======== Extracted information

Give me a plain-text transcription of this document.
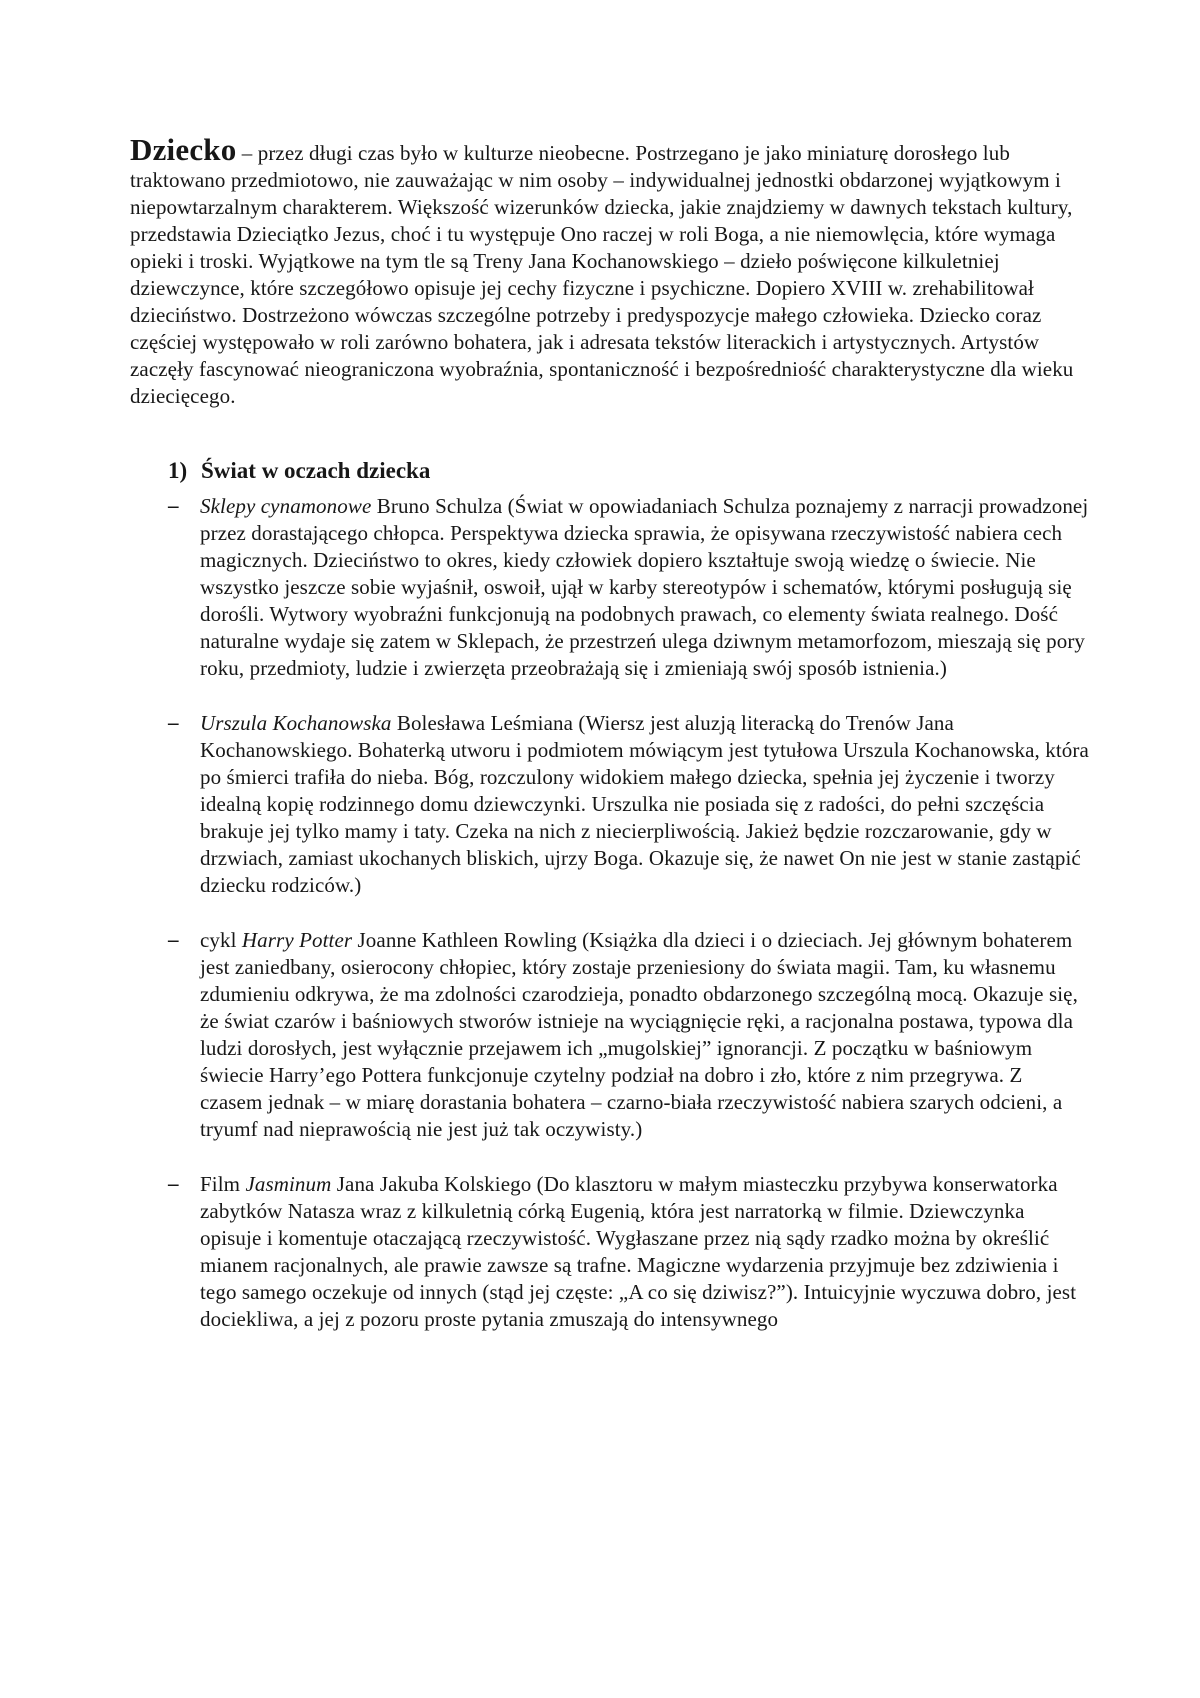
Dziecko – przez długi czas było w kulturze nieobecne. Postrzegano je jako miniaturę dorosłego lub traktowano przedmiotowo, nie zauważając w nim osoby – indywidualnej jednostki obdarzonej wyjątkowym i niepowtarzalnym charakterem. Większość wizerunków dziecka, jakie znajdziemy w dawnych tekstach kultury, przedstawia Dzieciątko Jezus, choć i tu występuje Ono raczej w roli Boga, a nie niemowlęcia, które wymaga opieki i troski. Wyjątkowe na tym tle są Treny Jana Kochanowskiego – dzieło poświęcone kilkuletniej dziewczynce, które szczegółowo opisuje jej cechy fizyczne i psychiczne. Dopiero XVIII w. zrehabilitował dzieciństwo. Dostrzeżono wówczas szczególne potrzeby i predyspozycje małego człowieka. Dziecko coraz częściej występowało w roli zarówno bohatera, jak i adresata tekstów literackich i artystycznych. Artystów zaczęły fascynować nieograniczona wyobraźnia, spontaniczność i bezpośredniość charakterystyczne dla wieku dziecięcego.

1) Świat w oczach dziecka
– Sklepy cynamonowe Bruno Schulza (Świat w opowiadaniach Schulza poznajemy z narracji prowadzonej przez dorastającego chłopca. Perspektywa dziecka sprawia, że opisywana rzeczywistość nabiera cech magicznych. Dzieciństwo to okres, kiedy człowiek dopiero kształtuje swoją wiedzę o świecie. Nie wszystko jeszcze sobie wyjaśnił, oswoił, ujął w karby stereotypów i schematów, którymi posługują się dorośli. Wytwory wyobraźni funkcjonują na podobnych prawach, co elementy świata realnego. Dość naturalne wydaje się zatem w Sklepach, że przestrzeń ulega dziwnym metamorfozom, mieszają się pory roku, przedmioty, ludzie i zwierzęta przeobrażają się i zmieniają swój sposób istnienia.)

– Urszula Kochanowska Bolesława Leśmiana (Wiersz jest aluzją literacką do Trenów Jana Kochanowskiego. Bohaterką utworu i podmiotem mówiącym jest tytułowa Urszula Kochanowska, która po śmierci trafiła do nieba. Bóg, rozczulony widokiem małego dziecka, spełnia jej życzenie i tworzy idealną kopię rodzinnego domu dziewczynki. Urszulka nie posiada się z radości, do pełni szczęścia brakuje jej tylko mamy i taty. Czeka na nich z niecierpliwością. Jakież będzie rozczarowanie, gdy w drzwiach, zamiast ukochanych bliskich, ujrzy Boga. Okazuje się, że nawet On nie jest w stanie zastąpić dziecku rodziców.)

– cykl Harry Potter Joanne Kathleen Rowling (Książka dla dzieci i o dzieciach. Jej głównym bohaterem jest zaniedbany, osierocony chłopiec, który zostaje przeniesiony do świata magii. Tam, ku własnemu zdumieniu odkrywa, że ma zdolności czarodzieja, ponadto obdarzonego szczególną mocą. Okazuje się, że świat czarów i baśniowych stworów istnieje na wyciągnięcie ręki, a racjonalna postawa, typowa dla ludzi dorosłych, jest wyłącznie przejawem ich „mugolskiej” ignorancji. Z początku w baśniowym świecie Harry’ego Pottera funkcjonuje czytelny podział na dobro i zło, które z nim przegrywa. Z czasem jednak – w miarę dorastania bohatera – czarno-biała rzeczywistość nabiera szarych odcieni, a tryumf nad nieprawością nie jest już tak oczywisty.)

– Film Jasminum Jana Jakuba Kolskiego (Do klasztoru w małym miasteczku przybywa konserwatorka zabytków Natasza wraz z kilkuletnią córką Eugenią, która jest narratorką w filmie. Dziewczynka opisuje i komentuje otaczającą rzeczywistość. Wygłaszane przez nią sądy rzadko można by określić mianem racjonalnych, ale prawie zawsze są trafne. Magiczne wydarzenia przyjmuje bez zdziwienia i tego samego oczekuje od innych (stąd jej częste: „A co się dziwisz?”). Intuicyjnie wyczuwa dobro, jest dociekliwa, a jej z pozoru proste pytania zmuszają do intensywnego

================

Your objective | Return to the listing above and set it down exactly, leaving out its pictures.

Response |
Give me a plain-text transcription of this document.
Dziecko – przez długi czas było w kulturze nieobecne. Postrzegano je jako miniaturę dorosłego lub traktowano przedmiotowo, nie zauważając w nim osoby – indywidualnej jednostki obdarzonej wyjątkowym i niepowtarzalnym charakterem. Większość wizerunków dziecka, jakie znajdziemy w dawnych tekstach kultury, przedstawia Dzieciątko Jezus, choć i tu występuje Ono raczej w roli Boga, a nie niemowlęcia, które wymaga opieki i troski. Wyjątkowe na tym tle są Treny Jana Kochanowskiego – dzieło poświęcone kilkuletniej dziewczynce, które szczegółowo opisuje jej cechy fizyczne i psychiczne. Dopiero XVIII w. zrehabilitował dzieciństwo. Dostrzeżono wówczas szczególne potrzeby i predyspozycje małego człowieka. Dziecko coraz częściej występowało w roli zarówno bohatera, jak i adresata tekstów literackich i artystycznych. Artystów zaczęły fascynować nieograniczona wyobraźnia, spontaniczność i bezpośredniość charakterystyczne dla wieku dziecięcego.

1) Świat w oczach dziecka
– Sklepy cynamonowe Bruno Schulza (Świat w opowiadaniach Schulza poznajemy z narracji prowadzonej przez dorastającego chłopca. Perspektywa dziecka sprawia, że opisywana rzeczywistość nabiera cech magicznych. Dzieciństwo to okres, kiedy człowiek dopiero kształtuje swoją wiedzę o świecie. Nie wszystko jeszcze sobie wyjaśnił, oswoił, ujął w karby stereotypów i schematów, którymi posługują się dorośli. Wytwory wyobraźni funkcjonują na podobnych prawach, co elementy świata realnego. Dość naturalne wydaje się zatem w Sklepach, że przestrzeń ulega dziwnym metamorfozom, mieszają się pory roku, przedmioty, ludzie i zwierzęta przeobrażają się i zmieniają swój sposób istnienia.)

– Urszula Kochanowska Bolesława Leśmiana (Wiersz jest aluzją literacką do Trenów Jana Kochanowskiego. Bohaterką utworu i podmiotem mówiącym jest tytułowa Urszula Kochanowska, która po śmierci trafiła do nieba. Bóg, rozczulony widokiem małego dziecka, spełnia jej życzenie i tworzy idealną kopię rodzinnego domu dziewczynki. Urszulka nie posiada się z radości, do pełni szczęścia brakuje jej tylko mamy i taty. Czeka na nich z niecierpliwością. Jakież będzie rozczarowanie, gdy w drzwiach, zamiast ukochanych bliskich, ujrzy Boga. Okazuje się, że nawet On nie jest w stanie zastąpić dziecku rodziców.)

– cykl Harry Potter Joanne Kathleen Rowling (Książka dla dzieci i o dzieciach. Jej głównym bohaterem jest zaniedbany, osierocony chłopiec, który zostaje przeniesiony do świata magii. Tam, ku własnemu zdumieniu odkrywa, że ma zdolności czarodzieja, ponadto obdarzonego szczególną mocą. Okazuje się, że świat czarów i baśniowych stworów istnieje na wyciągnięcie ręki, a racjonalna postawa, typowa dla ludzi dorosłych, jest wyłącznie przejawem ich „mugolskiej” ignorancji. Z początku w baśniowym świecie Harry’ego Pottera funkcjonuje czytelny podział na dobro i zło, które z nim przegrywa. Z czasem jednak – w miarę dorastania bohatera – czarno-biała rzeczywistość nabiera szarych odcieni, a tryumf nad nieprawością nie jest już tak oczywisty.)

– Film Jasminum Jana Jakuba Kolskiego (Do klasztoru w małym miasteczku przybywa konserwatorka zabytków Natasza wraz z kilkuletnią córką Eugenią, która jest narratorką w filmie. Dziewczynka opisuje i komentuje otaczającą rzeczywistość. Wygłaszane przez nią sądy rzadko można by określić mianem racjonalnych, ale prawie zawsze są trafne. Magiczne wydarzenia przyjmuje bez zdziwienia i tego samego oczekuje od innych (stąd jej częste: „A co się dziwisz?”). Intuicyjnie wyczuwa dobro, jest dociekliwa, a jej z pozoru proste pytania zmuszają do intensywnego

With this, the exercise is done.